▶ [PROBLEM DESCRIPTION]:
Copy every line of the listing that holds the string "plus".

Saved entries

━━━

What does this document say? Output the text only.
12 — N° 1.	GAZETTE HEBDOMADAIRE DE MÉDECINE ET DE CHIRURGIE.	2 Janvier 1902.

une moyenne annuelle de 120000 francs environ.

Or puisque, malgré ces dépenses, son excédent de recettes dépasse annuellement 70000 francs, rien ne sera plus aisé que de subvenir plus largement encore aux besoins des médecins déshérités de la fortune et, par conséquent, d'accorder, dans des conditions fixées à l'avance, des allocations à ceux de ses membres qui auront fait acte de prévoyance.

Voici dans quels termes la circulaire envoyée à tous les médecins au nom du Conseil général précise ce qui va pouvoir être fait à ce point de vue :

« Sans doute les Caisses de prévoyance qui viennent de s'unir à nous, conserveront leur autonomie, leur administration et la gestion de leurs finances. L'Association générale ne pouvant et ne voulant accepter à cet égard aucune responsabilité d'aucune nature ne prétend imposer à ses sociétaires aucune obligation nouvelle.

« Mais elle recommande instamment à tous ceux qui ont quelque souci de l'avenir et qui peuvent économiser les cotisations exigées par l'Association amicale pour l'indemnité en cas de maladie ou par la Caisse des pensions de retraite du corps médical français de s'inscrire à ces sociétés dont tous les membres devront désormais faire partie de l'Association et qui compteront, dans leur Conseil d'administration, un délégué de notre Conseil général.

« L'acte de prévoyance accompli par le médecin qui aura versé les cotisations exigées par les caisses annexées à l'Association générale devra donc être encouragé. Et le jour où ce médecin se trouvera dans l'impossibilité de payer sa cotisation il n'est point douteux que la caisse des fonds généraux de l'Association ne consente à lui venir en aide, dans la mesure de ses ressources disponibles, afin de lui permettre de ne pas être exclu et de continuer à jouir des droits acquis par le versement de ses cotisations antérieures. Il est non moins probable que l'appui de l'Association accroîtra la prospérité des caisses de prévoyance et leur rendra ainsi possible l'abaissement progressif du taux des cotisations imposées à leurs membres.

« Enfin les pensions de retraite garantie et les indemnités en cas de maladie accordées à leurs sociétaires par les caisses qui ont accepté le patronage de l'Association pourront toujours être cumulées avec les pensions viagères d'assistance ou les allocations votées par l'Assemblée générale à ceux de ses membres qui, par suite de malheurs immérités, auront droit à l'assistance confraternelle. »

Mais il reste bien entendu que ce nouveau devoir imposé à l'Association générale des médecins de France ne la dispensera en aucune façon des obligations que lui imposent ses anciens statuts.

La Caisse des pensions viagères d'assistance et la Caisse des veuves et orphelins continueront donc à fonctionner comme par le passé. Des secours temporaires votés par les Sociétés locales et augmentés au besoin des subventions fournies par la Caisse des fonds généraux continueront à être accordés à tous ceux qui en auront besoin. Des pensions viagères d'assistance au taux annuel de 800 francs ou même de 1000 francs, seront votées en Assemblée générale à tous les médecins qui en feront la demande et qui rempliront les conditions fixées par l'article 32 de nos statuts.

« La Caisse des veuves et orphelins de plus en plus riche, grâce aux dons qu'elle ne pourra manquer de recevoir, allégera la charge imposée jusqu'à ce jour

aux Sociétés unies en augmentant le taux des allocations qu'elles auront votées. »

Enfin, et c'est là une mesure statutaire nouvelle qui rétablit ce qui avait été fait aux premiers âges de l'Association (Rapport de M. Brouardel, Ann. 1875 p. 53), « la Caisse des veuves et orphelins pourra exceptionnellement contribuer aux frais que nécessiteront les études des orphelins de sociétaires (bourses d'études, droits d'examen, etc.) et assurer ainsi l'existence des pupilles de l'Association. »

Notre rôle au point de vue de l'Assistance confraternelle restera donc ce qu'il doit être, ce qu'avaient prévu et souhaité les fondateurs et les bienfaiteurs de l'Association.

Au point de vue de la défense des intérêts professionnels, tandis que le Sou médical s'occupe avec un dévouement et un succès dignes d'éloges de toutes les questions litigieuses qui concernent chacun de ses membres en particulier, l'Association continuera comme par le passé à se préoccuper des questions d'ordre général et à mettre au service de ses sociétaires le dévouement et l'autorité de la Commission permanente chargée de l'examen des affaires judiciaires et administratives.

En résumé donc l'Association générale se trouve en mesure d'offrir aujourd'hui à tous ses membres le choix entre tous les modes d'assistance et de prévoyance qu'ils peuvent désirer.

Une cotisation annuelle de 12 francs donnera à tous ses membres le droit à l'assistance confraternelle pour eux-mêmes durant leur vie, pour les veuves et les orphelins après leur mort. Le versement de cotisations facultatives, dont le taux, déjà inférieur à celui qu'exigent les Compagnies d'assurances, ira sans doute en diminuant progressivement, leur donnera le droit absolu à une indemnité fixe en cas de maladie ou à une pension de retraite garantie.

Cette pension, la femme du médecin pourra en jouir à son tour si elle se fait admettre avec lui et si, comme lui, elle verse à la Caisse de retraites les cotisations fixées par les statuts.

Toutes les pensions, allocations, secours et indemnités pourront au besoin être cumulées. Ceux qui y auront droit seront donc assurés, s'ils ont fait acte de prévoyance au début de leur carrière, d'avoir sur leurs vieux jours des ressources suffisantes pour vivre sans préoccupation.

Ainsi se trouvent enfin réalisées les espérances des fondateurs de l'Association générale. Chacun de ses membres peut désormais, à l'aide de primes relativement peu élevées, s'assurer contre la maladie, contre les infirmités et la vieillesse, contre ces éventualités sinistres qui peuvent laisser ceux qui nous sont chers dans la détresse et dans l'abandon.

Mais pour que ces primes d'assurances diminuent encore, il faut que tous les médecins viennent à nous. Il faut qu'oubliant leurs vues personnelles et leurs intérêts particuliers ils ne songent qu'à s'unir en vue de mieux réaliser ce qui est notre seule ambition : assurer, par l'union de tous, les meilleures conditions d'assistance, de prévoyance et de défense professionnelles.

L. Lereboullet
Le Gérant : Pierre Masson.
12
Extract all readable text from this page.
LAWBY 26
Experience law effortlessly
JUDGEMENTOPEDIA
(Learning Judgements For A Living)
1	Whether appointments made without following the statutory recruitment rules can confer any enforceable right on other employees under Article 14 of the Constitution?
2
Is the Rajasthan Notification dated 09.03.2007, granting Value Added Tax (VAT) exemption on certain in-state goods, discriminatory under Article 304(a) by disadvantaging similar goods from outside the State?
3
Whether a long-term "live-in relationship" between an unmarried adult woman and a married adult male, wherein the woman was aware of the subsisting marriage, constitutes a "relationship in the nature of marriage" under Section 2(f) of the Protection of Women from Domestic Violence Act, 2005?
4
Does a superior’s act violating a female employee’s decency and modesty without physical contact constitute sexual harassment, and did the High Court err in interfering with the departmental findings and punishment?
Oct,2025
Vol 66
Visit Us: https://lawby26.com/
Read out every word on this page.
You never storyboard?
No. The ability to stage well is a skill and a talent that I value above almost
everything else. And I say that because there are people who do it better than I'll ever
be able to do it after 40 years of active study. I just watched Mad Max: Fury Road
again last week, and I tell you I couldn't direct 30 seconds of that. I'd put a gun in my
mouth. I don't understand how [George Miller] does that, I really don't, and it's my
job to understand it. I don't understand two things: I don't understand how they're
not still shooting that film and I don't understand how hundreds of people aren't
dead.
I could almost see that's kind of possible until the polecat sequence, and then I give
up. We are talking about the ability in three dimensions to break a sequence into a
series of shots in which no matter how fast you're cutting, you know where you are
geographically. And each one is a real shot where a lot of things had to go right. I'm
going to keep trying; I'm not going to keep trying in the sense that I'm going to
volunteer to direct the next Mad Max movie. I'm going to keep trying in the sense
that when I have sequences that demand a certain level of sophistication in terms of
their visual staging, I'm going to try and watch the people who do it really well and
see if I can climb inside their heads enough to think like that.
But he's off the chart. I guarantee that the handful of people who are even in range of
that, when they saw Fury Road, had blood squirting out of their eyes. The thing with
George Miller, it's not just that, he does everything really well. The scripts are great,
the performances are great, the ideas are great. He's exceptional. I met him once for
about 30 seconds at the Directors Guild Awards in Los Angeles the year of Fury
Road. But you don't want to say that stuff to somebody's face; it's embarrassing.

━━━

▶ [TASK RESPONSE]:
Or puisque, malgré ces dépenses, son excédent de recettes dépasse annuellement 70000 francs, rien ne sera plus aisé que de subvenir plus largement encore aux besoins des médecins déshérités de la fortune et, par conséquent, d'accorder, dans des conditions fixées à l'avance, des allocations à ceux de ses membres qui auront fait acte de prévoyance.
« La Caisse des veuves et orphelins de plus en plus riche, grâce aux dons qu'elle ne pourra manquer de recevoir, allégera la charge imposée jusqu'à ce jour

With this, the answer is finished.